> [EXERCISE INPUTS]:
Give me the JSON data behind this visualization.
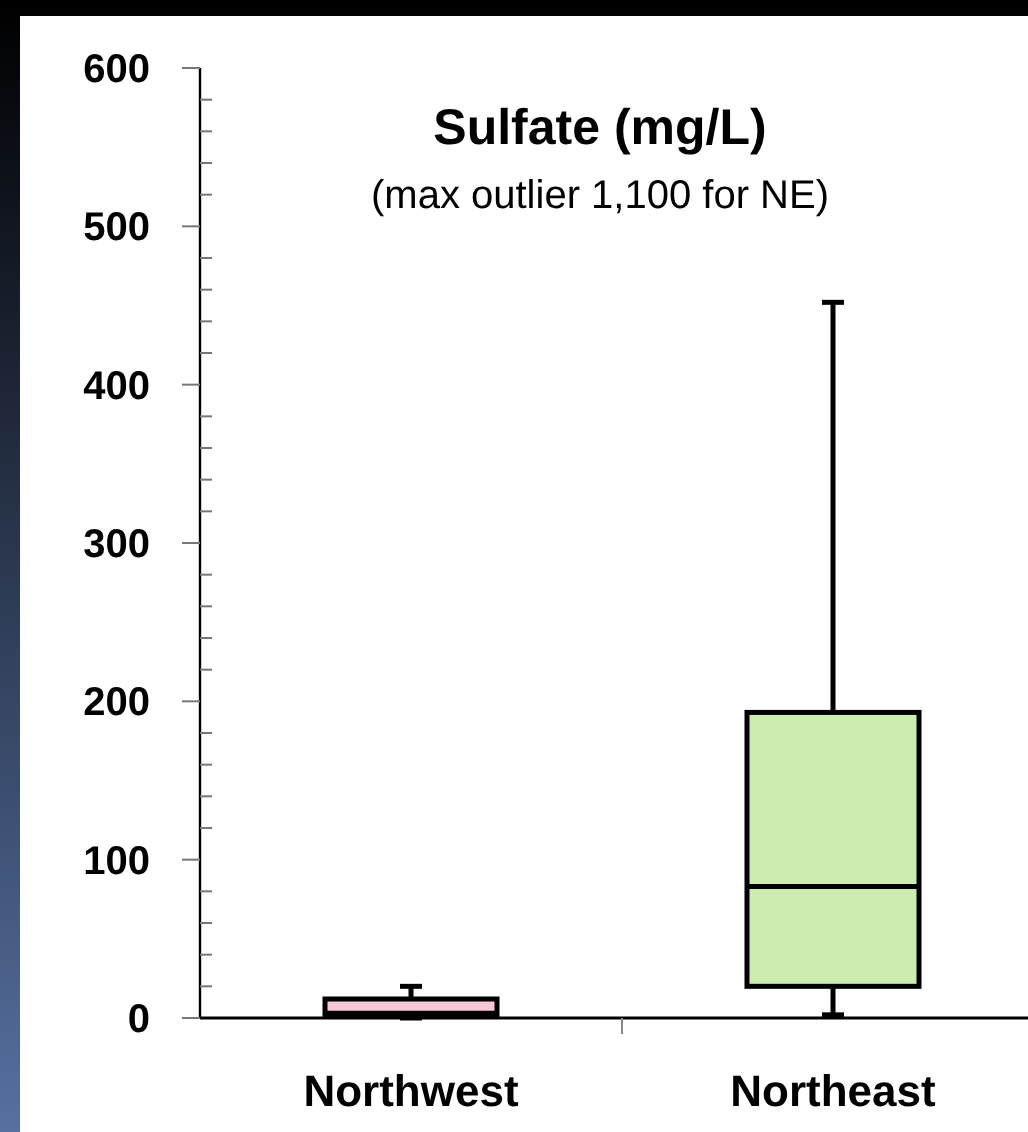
{
  "chart_data": {
    "type": "box",
    "title": "Sulfate (mg/L)",
    "subtitle": "(max outlier 1,100 for NE)",
    "categories": [
      "Northwest",
      "Northeast"
    ],
    "boxes": [
      {
        "low": 0,
        "q1": 1,
        "median": 3,
        "q3": 12,
        "high": 20
      },
      {
        "low": 2,
        "q1": 20,
        "median": 83,
        "q3": 193,
        "high": 452
      }
    ],
    "colors": [
      "#f9c6d8",
      "#ccecb0"
    ],
    "ylim": [
      0,
      600
    ],
    "yticks": [
      0,
      {
        "value": 20,
        "label": null
      },
      {
        "value": 40,
        "label": null
      },
      {
        "value": 60,
        "label": null
      },
      {
        "value": 80,
        "label": null
      },
      100,
      {
        "value": 120,
        "label": null
      },
      {
        "value": 140,
        "label": null
      },
      {
        "value": 160,
        "label": null
      },
      {
        "value": 180,
        "label": null
      },
      200,
      {
        "value": 220,
        "label": null
      },
      {
        "value": 240,
        "label": null
      },
      {
        "value": 260,
        "label": null
      },
      {
        "value": 280,
        "label": null
      },
      300,
      {
        "value": 320,
        "label": null
      },
      {
        "value": 340,
        "label": null
      },
      {
        "value": 360,
        "label": null
      },
      {
        "value": 380,
        "label": null
      },
      400,
      {
        "value": 420,
        "label": null
      },
      {
        "value": 440,
        "label": null
      },
      {
        "value": 460,
        "label": null
      },
      {
        "value": 480,
        "label": null
      },
      500,
      {
        "value": 520,
        "label": null
      },
      {
        "value": 540,
        "label": null
      },
      {
        "value": 560,
        "label": null
      },
      {
        "value": 580,
        "label": null
      },
      600
    ],
    "grid": false
  }
}
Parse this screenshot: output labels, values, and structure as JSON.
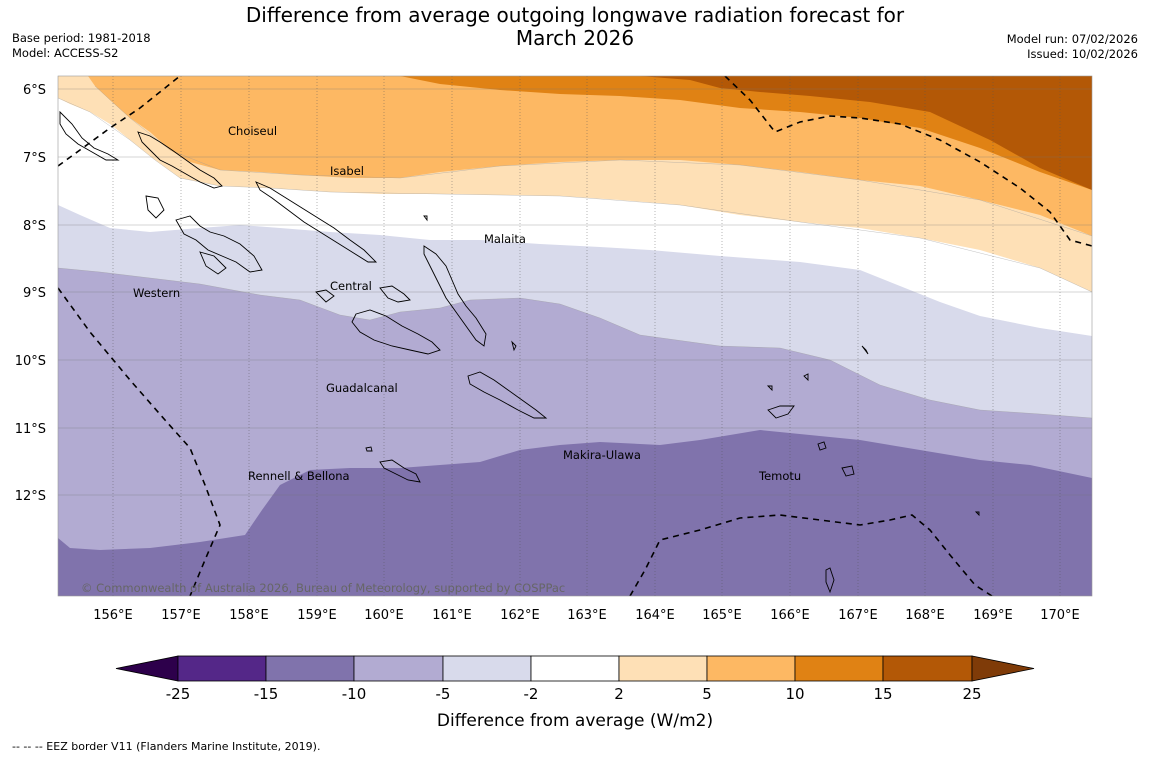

> [PROBLEM DETAILS]: Pick out the lines containing the string "this" and show them.

> [ANSWER TO THE EXERCISE]:
Give me the JSON data behind this visualization.
Parse this screenshot: output labels, values, and structure as JSON.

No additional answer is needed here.